> DATA FOR THIS EXERCISE
________________

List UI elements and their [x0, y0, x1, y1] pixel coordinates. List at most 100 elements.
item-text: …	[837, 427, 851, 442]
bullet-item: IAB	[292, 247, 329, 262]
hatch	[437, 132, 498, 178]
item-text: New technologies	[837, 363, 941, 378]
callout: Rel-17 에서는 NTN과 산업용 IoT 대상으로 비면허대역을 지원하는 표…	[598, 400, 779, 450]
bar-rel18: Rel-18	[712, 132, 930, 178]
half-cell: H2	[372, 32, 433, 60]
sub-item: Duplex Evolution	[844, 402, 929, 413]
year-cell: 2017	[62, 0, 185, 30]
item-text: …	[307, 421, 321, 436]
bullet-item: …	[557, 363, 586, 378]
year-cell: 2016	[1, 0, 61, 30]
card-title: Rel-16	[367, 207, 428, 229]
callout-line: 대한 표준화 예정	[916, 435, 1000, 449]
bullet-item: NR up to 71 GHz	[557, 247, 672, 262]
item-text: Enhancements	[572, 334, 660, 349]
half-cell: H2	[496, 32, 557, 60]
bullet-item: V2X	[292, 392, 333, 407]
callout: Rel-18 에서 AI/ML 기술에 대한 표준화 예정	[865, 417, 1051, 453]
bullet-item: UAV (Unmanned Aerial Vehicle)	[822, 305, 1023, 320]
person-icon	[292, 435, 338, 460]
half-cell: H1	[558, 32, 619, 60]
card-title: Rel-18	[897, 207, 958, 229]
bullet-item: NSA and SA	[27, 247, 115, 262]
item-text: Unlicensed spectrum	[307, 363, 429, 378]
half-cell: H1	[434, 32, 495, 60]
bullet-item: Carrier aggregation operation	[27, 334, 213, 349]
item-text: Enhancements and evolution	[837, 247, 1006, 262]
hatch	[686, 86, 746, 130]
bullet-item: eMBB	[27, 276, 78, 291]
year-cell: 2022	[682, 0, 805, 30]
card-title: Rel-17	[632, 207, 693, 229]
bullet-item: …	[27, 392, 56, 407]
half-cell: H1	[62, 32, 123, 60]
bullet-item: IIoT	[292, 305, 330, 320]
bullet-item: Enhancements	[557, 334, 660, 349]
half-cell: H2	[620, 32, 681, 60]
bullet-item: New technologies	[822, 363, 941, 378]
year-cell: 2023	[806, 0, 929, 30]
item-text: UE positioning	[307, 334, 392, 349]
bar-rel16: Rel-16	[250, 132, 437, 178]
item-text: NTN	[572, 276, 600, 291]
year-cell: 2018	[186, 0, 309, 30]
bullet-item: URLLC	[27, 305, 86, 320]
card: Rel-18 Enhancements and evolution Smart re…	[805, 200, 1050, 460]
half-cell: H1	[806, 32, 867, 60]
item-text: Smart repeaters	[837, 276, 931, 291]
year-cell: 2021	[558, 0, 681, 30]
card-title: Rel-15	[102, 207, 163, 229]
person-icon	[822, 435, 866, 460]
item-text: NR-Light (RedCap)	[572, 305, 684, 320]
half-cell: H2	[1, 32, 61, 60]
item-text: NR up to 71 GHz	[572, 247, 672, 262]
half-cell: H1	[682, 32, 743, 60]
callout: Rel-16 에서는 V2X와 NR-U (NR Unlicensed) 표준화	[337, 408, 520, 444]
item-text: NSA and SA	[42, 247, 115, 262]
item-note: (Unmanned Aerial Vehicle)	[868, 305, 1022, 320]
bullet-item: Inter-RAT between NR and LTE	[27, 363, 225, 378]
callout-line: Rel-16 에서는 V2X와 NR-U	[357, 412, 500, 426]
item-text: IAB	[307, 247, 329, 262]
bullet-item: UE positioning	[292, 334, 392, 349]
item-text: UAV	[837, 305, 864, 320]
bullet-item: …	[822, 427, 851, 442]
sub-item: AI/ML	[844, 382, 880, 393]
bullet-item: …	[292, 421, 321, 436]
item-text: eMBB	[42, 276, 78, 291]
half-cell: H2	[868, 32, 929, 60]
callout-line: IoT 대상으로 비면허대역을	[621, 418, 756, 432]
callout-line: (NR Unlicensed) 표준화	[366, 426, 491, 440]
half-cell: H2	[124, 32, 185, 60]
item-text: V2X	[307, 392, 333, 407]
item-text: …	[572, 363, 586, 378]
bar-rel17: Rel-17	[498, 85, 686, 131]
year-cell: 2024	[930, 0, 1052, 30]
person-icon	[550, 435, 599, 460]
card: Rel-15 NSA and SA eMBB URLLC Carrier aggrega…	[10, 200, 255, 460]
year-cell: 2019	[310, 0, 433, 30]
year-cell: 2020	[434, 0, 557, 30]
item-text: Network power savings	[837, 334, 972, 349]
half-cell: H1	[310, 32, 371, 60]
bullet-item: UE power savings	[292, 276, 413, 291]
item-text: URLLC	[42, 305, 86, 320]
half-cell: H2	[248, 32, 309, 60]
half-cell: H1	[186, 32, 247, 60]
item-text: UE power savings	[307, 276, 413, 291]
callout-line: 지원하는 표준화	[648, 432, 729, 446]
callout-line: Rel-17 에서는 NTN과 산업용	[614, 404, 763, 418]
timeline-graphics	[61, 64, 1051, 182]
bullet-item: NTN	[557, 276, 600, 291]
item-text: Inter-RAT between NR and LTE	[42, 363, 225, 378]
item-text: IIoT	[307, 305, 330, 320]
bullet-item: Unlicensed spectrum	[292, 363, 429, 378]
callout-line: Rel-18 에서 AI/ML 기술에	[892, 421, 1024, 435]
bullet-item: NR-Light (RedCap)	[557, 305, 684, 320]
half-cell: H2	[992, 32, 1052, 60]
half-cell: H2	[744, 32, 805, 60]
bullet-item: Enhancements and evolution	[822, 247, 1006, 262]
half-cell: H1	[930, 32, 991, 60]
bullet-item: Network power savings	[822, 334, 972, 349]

________________

> REQUIRED WORK
Render each line of the items above as a two-column Markdown table, with the row number under Row and the line under Line. Leave blank lines out.

> RESPONSE FOR THIS EXERCISE
| Row | Line |
|---|---|
| 1 | List UI elements and their [x0, y0, x1, y1] pixel coordinates. List at most 100 elements. |
| 2 | item-text: …	[837, 427, 851, 442] |
| 3 | bullet-item: IAB	[292, 247, 329, 262] |
| 4 | hatch	[437, 132, 498, 178] |
| 5 | item-text: New technologies	[837, 363, 941, 378] |
| 6 | callout: Rel-17 에서는 NTN과 산업용 IoT 대상으로 비면허대역을 지원하는 표…	[598, 400, 779, 450] |
| 7 | bar-rel18: Rel-18	[712, 132, 930, 178] |
| 8 | half-cell: H2	[372, 32, 433, 60] |
| 9 | sub-item: Duplex Evolution	[844, 402, 929, 413] |
| 10 | year-cell: 2017	[62, 0, 185, 30] |
| 11 | item-text: …	[307, 421, 321, 436] |
| 12 | bullet-item: …	[557, 363, 586, 378] |
| 13 | year-cell: 2016	[1, 0, 61, 30] |
| 14 | card-title: Rel-16	[367, 207, 428, 229] |
| 15 | callout-line: 대한 표준화 예정	[916, 435, 1000, 449] |
| 16 | bullet-item: NR up to 71 GHz	[557, 247, 672, 262] |
| 17 | item-text: Enhancements	[572, 334, 660, 349] |
| 18 | half-cell: H2	[496, 32, 557, 60] |
| 19 | bullet-item: V2X	[292, 392, 333, 407] |
| 20 | callout: Rel-18 에서 AI/ML 기술에 대한 표준화 예정	[865, 417, 1051, 453] |
| 21 | bullet-item: UAV (Unmanned Aerial Vehicle)	[822, 305, 1023, 320] |
| 22 | person-icon	[292, 435, 338, 460] |
| 23 | half-cell: H1	[558, 32, 619, 60] |
| 24 | card-title: Rel-18	[897, 207, 958, 229] |
| 25 | bullet-item: NSA and SA	[27, 247, 115, 262] |
| 26 | item-text: Unlicensed spectrum	[307, 363, 429, 378] |
| 27 | half-cell: H1	[434, 32, 495, 60] |
| 28 | bullet-item: Carrier aggregation operation	[27, 334, 213, 349] |
| 29 | item-text: Enhancements and evolution	[837, 247, 1006, 262] |
| 30 | hatch	[686, 86, 746, 130] |
| 31 | bullet-item: eMBB	[27, 276, 78, 291] |
| 32 | year-cell: 2022	[682, 0, 805, 30] |
| 33 | card-title: Rel-17	[632, 207, 693, 229] |
| 34 | bullet-item: …	[27, 392, 56, 407] |
| 35 | half-cell: H1	[62, 32, 123, 60] |
| 36 | bullet-item: IIoT	[292, 305, 330, 320] |
| 37 | bullet-item: Enhancements	[557, 334, 660, 349] |
| 38 | half-cell: H2	[620, 32, 681, 60] |
| 39 | bullet-item: New technologies	[822, 363, 941, 378] |
| 40 | year-cell: 2023	[806, 0, 929, 30] |
| 41 | item-text: UE positioning	[307, 334, 392, 349] |
| 42 | bar-rel16: Rel-16	[250, 132, 437, 178] |
| 43 | item-text: NTN	[572, 276, 600, 291] |
| 44 | year-cell: 2018	[186, 0, 309, 30] |
| 45 | bullet-item: URLLC	[27, 305, 86, 320] |
| 46 | card: Rel-18 Enhancements and evolution Smart re…	[805, 200, 1050, 460] |
| 47 | half-cell: H1	[806, 32, 867, 60] |
| 48 | item-text: Smart repeaters	[837, 276, 931, 291] |
| 49 | year-cell: 2021	[558, 0, 681, 30] |
| 50 | card-title: Rel-15	[102, 207, 163, 229] |
| 51 | person-icon	[822, 435, 866, 460] |
| 52 | item-text: NR-Light (RedCap)	[572, 305, 684, 320] |
| 53 | half-cell: H2	[1, 32, 61, 60] |
| 54 | item-text: NR up to 71 GHz	[572, 247, 672, 262] |
| 55 | half-cell: H1	[682, 32, 743, 60] |
| 56 | callout: Rel-16 에서는 V2X와 NR-U (NR Unlicensed) 표준화	[337, 408, 520, 444] |
| 57 | item-text: NSA and SA	[42, 247, 115, 262] |
| 58 | item-note: (Unmanned Aerial Vehicle)	[868, 305, 1022, 320] |
| 59 | bullet-item: Inter-RAT between NR and LTE	[27, 363, 225, 378] |
| 60 | callout-line: Rel-16 에서는 V2X와 NR-U	[357, 412, 500, 426] |
| 61 | item-text: IAB	[307, 247, 329, 262] |
| 62 | bullet-item: UE positioning	[292, 334, 392, 349] |
| 63 | item-text: UAV	[837, 305, 864, 320] |
| 64 | bullet-item: …	[822, 427, 851, 442] |
| 65 | sub-item: AI/ML	[844, 382, 880, 393] |
| 66 | bullet-item: …	[292, 421, 321, 436] |
| 67 | item-text: eMBB	[42, 276, 78, 291] |
| 68 | half-cell: H2	[868, 32, 929, 60] |
| 69 | callout-line: IoT 대상으로 비면허대역을	[621, 418, 756, 432] |
| 70 | callout-line: (NR Unlicensed) 표준화	[366, 426, 491, 440] |
| 71 | half-cell: H2	[124, 32, 185, 60] |
| 72 | item-text: V2X	[307, 392, 333, 407] |
| 73 | item-text: …	[572, 363, 586, 378] |
| 74 | bar-rel17: Rel-17	[498, 85, 686, 131] |
| 75 | year-cell: 2024	[930, 0, 1052, 30] |
| 76 | person-icon	[550, 435, 599, 460] |
| 77 | card: Rel-15 NSA and SA eMBB URLLC Carrier aggrega…	[10, 200, 255, 460] |
| 78 | year-cell: 2019	[310, 0, 433, 30] |
| 79 | year-cell: 2020	[434, 0, 557, 30] |
| 80 | item-text: Network power savings	[837, 334, 972, 349] |
| 81 | half-cell: H1	[310, 32, 371, 60] |
| 82 | bullet-item: UE power savings	[292, 276, 413, 291] |
| 83 | item-text: URLLC	[42, 305, 86, 320] |
| 84 | half-cell: H2	[248, 32, 309, 60] |
| 85 | half-cell: H1	[186, 32, 247, 60] |
| 86 | item-text: UE power savings	[307, 276, 413, 291] |
| 87 | callout-line: 지원하는 표준화	[648, 432, 729, 446] |
| 88 | callout-line: Rel-17 에서는 NTN과 산업용	[614, 404, 763, 418] |
| 89 | timeline-graphics	[61, 64, 1051, 182] |
| 90 | bullet-item: NTN	[557, 276, 600, 291] |
| 91 | item-text: Inter-RAT between NR and LTE	[42, 363, 225, 378] |
| 92 | item-text: IIoT	[307, 305, 330, 320] |
| 93 | bullet-item: Unlicensed spectrum	[292, 363, 429, 378] |
| 94 | callout-line: Rel-18 에서 AI/ML 기술에	[892, 421, 1024, 435] |
| 95 | bullet-item: NR-Light (RedCap)	[557, 305, 684, 320] |
| 96 | half-cell: H2	[992, 32, 1052, 60] |
| 97 | half-cell: H2	[744, 32, 805, 60] |
| 98 | bullet-item: Enhancements and evolution	[822, 247, 1006, 262] |
| 99 | half-cell: H1	[930, 32, 991, 60] |
| 100 | bullet-item: Network power savings	[822, 334, 972, 349] |